**Task details**:
Find every line in the records below that holds the word "initials", and copy each one.

** start of Exercise data **

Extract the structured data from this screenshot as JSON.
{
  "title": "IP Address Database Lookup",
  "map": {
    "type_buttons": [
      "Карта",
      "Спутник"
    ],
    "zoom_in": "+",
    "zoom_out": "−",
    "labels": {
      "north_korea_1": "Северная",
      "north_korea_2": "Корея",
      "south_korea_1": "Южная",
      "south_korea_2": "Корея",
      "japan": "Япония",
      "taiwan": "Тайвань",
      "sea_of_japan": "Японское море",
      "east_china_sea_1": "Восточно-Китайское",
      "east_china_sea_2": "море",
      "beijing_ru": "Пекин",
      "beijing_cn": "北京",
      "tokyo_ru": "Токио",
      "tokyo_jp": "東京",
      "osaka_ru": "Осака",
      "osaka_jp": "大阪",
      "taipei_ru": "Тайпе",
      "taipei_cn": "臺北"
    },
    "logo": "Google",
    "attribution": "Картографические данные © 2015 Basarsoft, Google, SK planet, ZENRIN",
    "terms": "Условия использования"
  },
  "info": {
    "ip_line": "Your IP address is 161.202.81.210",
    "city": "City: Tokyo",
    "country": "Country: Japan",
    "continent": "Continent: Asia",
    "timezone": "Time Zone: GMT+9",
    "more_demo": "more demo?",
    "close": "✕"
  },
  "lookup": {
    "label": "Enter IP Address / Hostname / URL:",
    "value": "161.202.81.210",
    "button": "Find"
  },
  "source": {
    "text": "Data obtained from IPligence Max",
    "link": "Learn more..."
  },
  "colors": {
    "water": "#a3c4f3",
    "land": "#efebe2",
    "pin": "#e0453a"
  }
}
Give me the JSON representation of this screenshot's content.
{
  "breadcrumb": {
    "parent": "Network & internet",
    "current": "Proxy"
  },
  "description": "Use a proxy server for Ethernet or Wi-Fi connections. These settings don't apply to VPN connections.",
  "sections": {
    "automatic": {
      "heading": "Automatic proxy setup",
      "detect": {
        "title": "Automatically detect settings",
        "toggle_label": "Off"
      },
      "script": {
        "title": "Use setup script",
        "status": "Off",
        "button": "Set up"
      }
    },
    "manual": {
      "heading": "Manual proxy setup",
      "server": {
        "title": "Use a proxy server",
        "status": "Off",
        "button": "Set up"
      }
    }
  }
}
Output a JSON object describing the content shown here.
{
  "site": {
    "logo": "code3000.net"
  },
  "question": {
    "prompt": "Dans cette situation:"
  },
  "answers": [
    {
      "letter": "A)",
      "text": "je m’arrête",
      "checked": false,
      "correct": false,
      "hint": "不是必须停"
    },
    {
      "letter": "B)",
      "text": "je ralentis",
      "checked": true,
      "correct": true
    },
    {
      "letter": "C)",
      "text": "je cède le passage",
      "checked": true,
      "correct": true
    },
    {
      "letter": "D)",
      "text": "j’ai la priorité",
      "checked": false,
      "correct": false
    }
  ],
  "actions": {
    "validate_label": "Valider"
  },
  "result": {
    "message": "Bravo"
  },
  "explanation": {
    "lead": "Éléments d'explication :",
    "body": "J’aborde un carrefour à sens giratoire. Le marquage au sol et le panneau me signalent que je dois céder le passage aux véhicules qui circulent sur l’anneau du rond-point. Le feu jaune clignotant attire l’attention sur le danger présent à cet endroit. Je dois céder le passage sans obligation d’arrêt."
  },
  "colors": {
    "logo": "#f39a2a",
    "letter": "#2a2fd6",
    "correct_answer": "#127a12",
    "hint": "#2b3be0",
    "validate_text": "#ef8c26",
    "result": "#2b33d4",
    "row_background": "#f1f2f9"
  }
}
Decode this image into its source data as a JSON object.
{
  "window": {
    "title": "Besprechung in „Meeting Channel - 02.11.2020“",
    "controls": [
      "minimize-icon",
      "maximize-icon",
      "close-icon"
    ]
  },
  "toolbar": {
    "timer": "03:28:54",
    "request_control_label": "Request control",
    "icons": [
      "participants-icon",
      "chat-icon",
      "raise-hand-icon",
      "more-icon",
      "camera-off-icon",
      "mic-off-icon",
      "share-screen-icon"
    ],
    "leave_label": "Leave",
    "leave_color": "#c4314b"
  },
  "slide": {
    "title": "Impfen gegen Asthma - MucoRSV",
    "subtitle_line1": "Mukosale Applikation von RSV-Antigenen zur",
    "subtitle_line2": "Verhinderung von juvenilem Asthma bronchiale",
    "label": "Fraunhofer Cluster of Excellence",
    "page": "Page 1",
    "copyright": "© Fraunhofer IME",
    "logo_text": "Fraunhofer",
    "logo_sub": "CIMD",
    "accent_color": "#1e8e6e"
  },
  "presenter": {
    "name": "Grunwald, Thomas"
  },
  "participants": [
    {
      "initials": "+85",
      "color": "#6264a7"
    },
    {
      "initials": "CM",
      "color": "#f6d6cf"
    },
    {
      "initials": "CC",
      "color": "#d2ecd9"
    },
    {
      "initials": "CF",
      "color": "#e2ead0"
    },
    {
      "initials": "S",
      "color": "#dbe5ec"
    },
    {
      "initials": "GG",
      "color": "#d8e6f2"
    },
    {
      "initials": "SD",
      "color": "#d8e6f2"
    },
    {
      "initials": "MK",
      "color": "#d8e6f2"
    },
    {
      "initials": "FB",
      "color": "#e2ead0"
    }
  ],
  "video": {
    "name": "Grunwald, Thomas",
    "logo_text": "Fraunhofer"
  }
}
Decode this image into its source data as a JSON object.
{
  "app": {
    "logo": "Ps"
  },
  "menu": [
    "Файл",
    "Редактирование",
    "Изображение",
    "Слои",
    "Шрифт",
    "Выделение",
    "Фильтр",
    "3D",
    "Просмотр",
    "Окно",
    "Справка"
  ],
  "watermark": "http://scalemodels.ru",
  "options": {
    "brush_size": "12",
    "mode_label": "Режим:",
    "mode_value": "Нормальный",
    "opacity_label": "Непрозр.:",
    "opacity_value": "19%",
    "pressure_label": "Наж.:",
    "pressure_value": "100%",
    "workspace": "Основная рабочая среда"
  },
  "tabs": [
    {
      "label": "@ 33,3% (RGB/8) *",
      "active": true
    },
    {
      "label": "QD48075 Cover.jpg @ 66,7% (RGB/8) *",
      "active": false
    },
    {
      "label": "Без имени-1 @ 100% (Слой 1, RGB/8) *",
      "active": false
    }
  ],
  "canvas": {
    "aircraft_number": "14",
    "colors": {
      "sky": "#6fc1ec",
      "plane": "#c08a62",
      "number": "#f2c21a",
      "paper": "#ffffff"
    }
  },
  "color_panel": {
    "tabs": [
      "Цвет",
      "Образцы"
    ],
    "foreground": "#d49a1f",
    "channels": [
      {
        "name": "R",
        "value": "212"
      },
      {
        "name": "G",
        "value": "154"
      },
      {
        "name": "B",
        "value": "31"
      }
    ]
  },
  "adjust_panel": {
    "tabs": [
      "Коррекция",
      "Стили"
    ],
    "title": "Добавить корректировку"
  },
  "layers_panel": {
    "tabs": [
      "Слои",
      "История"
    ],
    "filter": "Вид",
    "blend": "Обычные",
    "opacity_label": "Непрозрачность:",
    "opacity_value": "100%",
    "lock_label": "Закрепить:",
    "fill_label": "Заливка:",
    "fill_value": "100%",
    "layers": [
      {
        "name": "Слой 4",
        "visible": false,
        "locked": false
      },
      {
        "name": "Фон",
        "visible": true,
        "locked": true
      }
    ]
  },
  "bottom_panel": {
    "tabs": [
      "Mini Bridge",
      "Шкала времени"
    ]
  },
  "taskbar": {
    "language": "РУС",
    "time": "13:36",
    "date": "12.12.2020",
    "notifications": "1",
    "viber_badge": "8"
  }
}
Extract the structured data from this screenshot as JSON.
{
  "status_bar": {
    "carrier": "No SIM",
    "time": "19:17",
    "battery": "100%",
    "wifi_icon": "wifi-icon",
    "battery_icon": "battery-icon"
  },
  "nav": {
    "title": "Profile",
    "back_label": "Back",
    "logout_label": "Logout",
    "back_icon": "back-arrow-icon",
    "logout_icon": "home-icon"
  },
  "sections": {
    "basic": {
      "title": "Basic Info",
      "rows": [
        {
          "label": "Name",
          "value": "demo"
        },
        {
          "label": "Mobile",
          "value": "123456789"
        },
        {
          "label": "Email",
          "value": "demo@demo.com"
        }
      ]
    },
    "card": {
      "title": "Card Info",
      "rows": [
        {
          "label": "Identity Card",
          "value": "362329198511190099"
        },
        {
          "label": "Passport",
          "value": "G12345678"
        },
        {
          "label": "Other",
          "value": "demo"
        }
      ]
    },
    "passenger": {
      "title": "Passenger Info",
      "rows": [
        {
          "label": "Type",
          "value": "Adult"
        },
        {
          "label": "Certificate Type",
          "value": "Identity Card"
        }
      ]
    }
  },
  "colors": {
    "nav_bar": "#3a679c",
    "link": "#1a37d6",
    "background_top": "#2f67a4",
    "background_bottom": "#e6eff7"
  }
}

** end of Exercise data **

**Task output**:
      "initials": "+85",
      "initials": "CM",
      "initials": "CC",
      "initials": "CF",
      "initials": "S",
      "initials": "GG",
      "initials": "SD",
      "initials": "MK",
      "initials": "FB",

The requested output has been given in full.